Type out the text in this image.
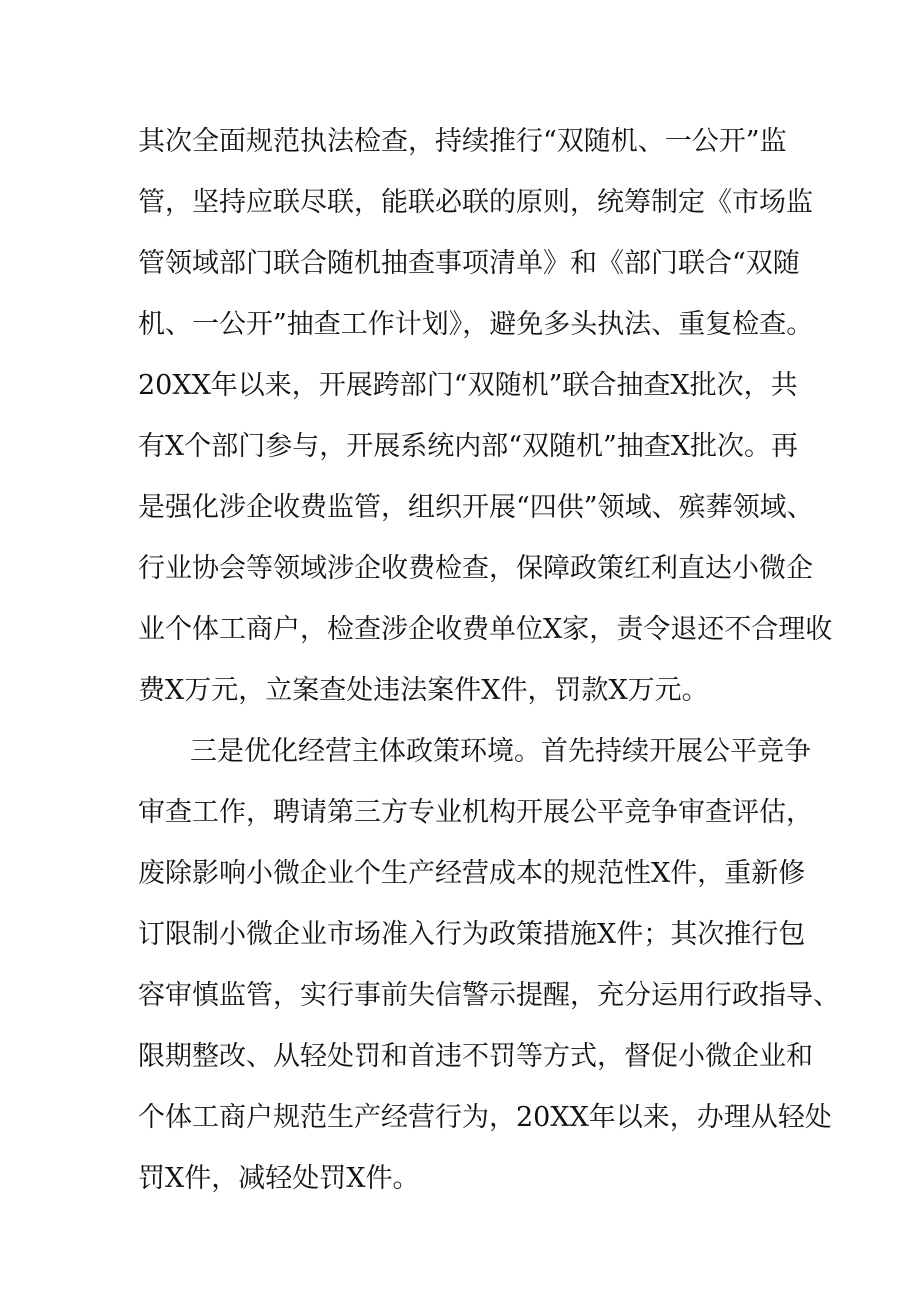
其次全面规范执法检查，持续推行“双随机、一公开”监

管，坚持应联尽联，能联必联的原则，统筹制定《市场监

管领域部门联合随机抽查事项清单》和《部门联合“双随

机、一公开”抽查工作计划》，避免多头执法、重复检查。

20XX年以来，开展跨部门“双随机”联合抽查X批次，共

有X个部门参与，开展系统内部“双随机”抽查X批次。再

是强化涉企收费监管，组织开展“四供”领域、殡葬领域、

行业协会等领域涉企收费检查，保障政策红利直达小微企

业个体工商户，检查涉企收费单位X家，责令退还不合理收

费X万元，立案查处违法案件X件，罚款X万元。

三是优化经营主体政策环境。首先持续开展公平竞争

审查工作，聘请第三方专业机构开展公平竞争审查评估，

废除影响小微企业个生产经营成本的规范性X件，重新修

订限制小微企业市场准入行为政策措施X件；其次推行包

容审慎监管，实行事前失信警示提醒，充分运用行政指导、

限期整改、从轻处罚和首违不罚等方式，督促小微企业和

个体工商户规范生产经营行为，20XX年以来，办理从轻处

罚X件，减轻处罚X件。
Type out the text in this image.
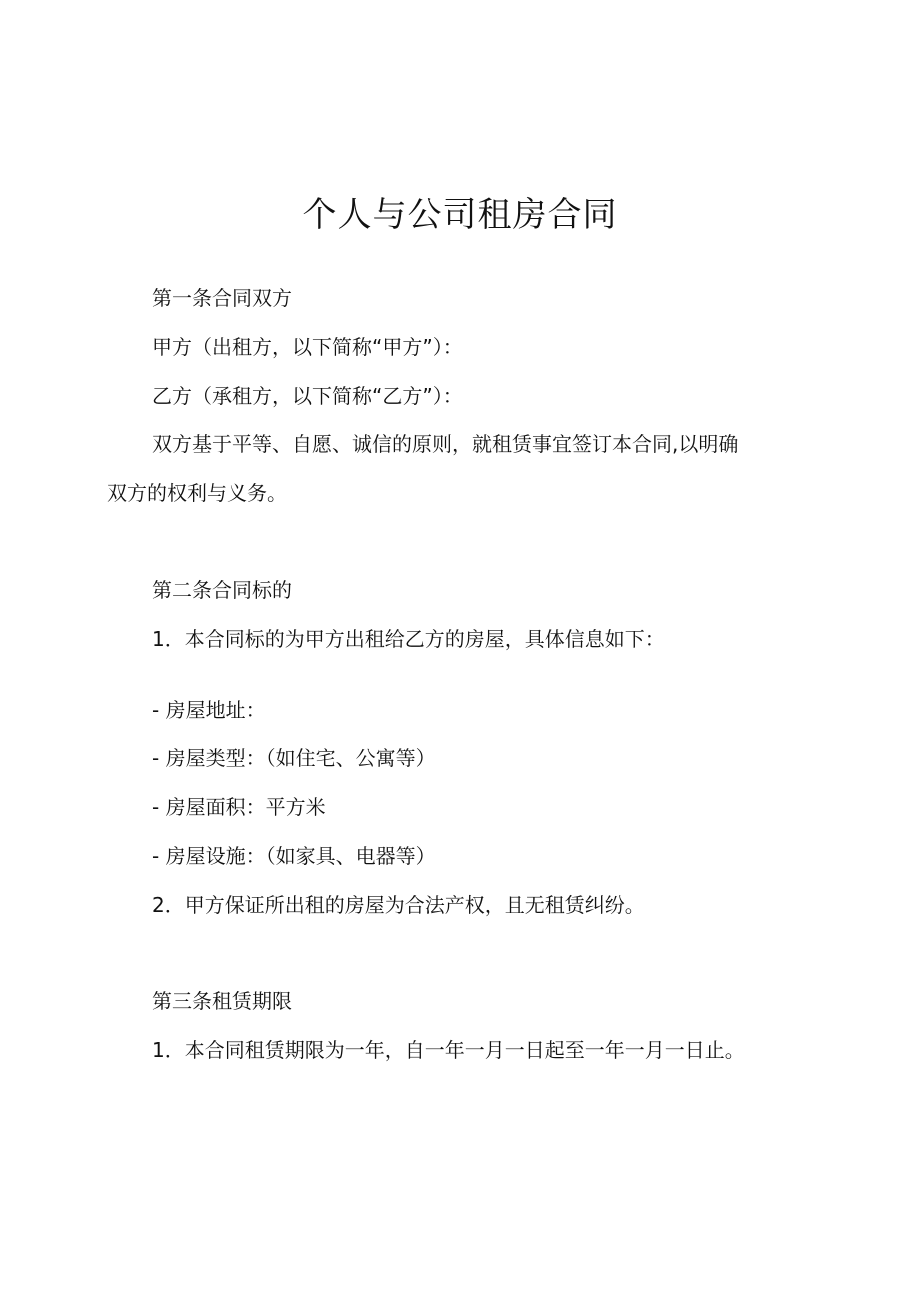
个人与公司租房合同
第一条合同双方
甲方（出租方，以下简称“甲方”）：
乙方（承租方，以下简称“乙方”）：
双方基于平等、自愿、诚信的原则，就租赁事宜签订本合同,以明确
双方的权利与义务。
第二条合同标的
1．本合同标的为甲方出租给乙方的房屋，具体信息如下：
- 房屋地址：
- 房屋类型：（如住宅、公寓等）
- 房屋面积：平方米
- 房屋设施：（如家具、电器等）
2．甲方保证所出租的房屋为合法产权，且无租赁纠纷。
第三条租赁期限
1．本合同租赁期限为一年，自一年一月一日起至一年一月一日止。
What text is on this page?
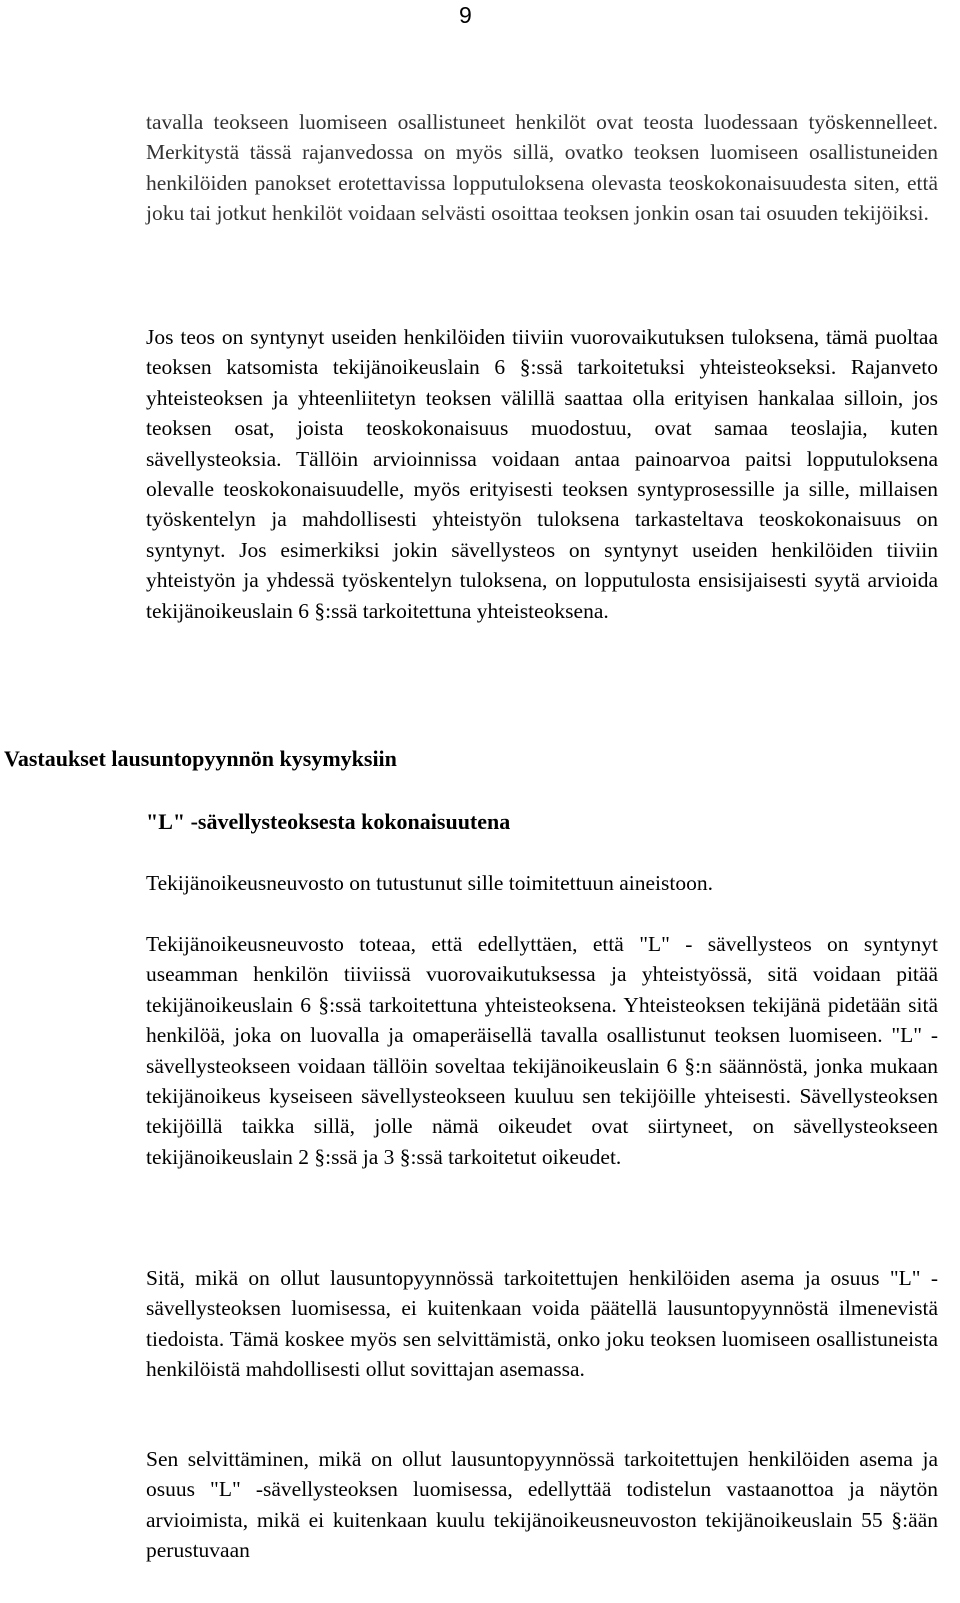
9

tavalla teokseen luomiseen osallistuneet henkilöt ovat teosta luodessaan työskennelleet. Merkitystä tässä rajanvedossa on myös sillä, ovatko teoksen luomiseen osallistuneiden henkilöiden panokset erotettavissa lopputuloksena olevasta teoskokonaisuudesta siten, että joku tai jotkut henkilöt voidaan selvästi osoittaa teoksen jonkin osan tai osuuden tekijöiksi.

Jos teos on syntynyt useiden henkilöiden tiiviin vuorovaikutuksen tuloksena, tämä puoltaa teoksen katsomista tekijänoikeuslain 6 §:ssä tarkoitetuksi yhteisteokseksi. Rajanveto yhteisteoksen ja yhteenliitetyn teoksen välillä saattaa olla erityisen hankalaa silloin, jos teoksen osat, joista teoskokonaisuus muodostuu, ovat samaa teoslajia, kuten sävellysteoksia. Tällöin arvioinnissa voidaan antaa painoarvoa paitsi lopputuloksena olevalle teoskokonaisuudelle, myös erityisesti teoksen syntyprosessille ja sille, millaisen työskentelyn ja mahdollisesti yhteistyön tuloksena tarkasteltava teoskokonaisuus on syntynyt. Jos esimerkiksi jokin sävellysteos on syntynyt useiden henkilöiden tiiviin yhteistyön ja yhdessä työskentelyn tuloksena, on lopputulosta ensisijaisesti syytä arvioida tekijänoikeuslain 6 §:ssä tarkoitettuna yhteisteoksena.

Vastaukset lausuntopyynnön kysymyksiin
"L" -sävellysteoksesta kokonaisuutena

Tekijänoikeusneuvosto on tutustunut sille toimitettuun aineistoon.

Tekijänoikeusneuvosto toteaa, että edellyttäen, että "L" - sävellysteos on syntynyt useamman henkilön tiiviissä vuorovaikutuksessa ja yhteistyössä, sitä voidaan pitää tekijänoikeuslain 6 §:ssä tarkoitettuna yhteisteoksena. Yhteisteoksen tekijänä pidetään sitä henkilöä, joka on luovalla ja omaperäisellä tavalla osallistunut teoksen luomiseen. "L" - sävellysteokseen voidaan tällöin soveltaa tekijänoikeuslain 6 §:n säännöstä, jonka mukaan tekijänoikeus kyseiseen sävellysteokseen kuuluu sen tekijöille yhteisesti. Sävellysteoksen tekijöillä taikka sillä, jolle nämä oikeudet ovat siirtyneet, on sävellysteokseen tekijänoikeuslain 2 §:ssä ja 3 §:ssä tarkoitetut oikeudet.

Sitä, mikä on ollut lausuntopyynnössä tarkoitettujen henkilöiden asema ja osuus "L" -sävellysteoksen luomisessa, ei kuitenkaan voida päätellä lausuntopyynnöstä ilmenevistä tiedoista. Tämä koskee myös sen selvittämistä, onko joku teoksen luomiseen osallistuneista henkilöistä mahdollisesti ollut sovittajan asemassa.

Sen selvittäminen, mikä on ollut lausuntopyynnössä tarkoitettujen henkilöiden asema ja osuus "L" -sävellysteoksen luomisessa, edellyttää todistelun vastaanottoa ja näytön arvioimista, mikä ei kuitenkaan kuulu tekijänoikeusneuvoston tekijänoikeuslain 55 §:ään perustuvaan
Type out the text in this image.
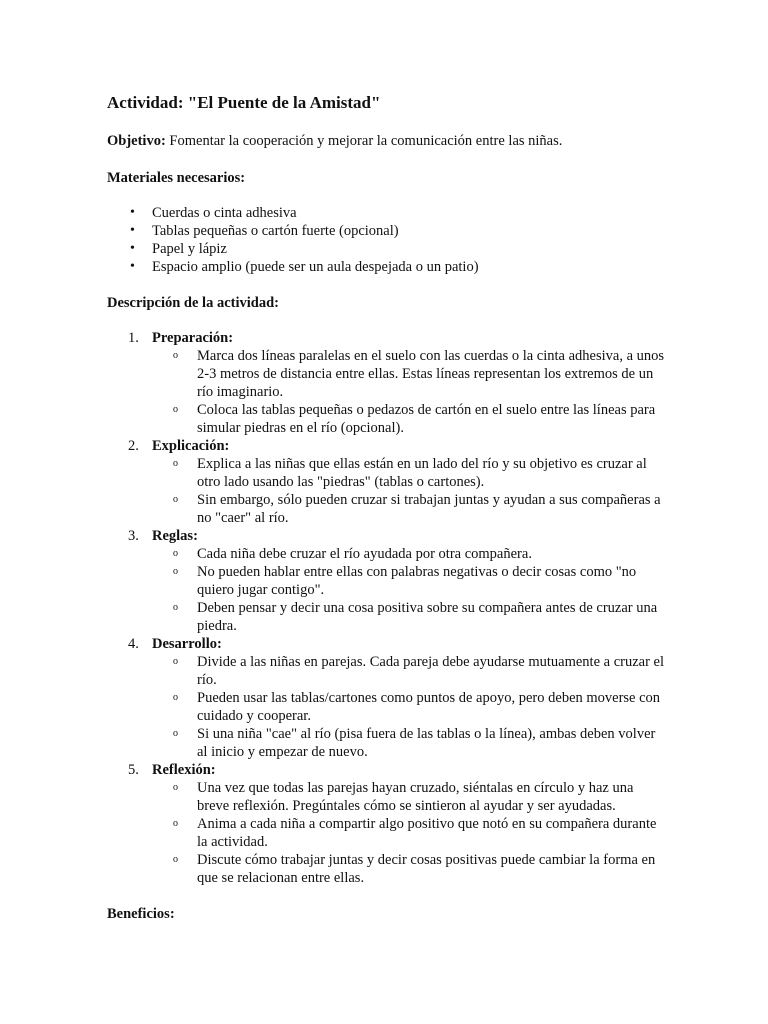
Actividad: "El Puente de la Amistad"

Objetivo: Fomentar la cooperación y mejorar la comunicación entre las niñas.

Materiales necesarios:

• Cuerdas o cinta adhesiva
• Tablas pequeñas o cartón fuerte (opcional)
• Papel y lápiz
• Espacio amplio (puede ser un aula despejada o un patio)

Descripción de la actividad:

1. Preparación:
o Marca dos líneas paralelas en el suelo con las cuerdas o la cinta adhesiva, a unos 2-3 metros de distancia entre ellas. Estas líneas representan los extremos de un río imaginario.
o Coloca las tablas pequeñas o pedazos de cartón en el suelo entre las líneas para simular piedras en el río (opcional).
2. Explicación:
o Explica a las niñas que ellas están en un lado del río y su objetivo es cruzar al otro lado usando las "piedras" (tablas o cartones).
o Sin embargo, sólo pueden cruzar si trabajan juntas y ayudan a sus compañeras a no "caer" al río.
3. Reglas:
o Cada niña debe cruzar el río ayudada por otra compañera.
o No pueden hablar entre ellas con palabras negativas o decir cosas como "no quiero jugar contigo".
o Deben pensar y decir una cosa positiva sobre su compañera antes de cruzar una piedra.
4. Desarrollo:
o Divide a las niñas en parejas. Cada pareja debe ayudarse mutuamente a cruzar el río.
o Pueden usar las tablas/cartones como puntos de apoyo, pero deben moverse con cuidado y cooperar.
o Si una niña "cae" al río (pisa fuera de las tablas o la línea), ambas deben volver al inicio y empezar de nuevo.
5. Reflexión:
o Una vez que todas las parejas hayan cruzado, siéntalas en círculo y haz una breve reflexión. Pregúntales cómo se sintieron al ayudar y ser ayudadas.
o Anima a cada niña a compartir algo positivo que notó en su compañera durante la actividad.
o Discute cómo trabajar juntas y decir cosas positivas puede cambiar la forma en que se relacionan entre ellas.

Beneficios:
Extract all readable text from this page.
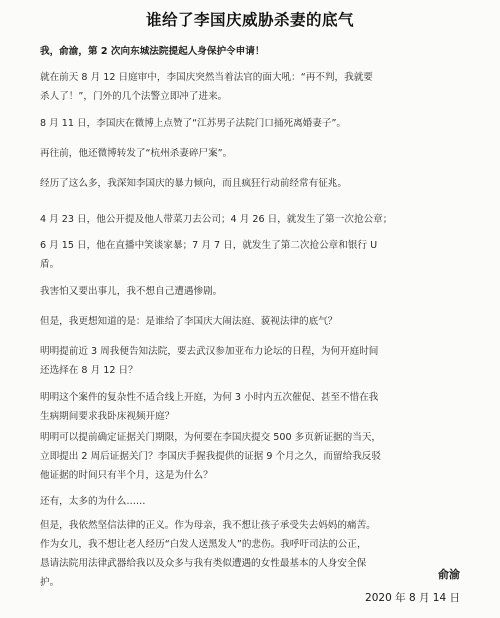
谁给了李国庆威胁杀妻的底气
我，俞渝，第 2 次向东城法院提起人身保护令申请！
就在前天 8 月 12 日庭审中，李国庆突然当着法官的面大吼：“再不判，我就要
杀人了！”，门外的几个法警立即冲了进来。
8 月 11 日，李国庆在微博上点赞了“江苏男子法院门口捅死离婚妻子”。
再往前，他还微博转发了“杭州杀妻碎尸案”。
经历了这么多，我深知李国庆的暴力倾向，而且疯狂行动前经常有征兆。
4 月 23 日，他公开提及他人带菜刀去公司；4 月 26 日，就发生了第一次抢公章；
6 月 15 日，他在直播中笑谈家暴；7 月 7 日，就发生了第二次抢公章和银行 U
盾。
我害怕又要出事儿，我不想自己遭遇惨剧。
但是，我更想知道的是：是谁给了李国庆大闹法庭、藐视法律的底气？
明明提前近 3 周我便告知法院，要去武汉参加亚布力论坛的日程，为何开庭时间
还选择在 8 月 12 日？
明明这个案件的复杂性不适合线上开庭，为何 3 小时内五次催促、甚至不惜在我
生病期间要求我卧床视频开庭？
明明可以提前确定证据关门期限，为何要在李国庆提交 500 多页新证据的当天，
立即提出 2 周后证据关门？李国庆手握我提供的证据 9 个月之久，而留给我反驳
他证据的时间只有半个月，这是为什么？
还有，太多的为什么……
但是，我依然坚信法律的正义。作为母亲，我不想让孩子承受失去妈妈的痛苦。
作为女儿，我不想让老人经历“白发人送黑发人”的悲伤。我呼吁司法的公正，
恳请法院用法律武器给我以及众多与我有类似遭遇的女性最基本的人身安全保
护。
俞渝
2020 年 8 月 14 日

········

**EXERCISE DETAILS:** From the data, collect all lines where the string "piedras" appears.

**RESULT BELOW:**
o Coloca las tablas pequeñas o pedazos de cartón en el suelo entre las líneas para simular piedras en el río (opcional).
o Explica a las niñas que ellas están en un lado del río y su objetivo es cruzar al otro lado usando las "piedras" (tablas o cartones).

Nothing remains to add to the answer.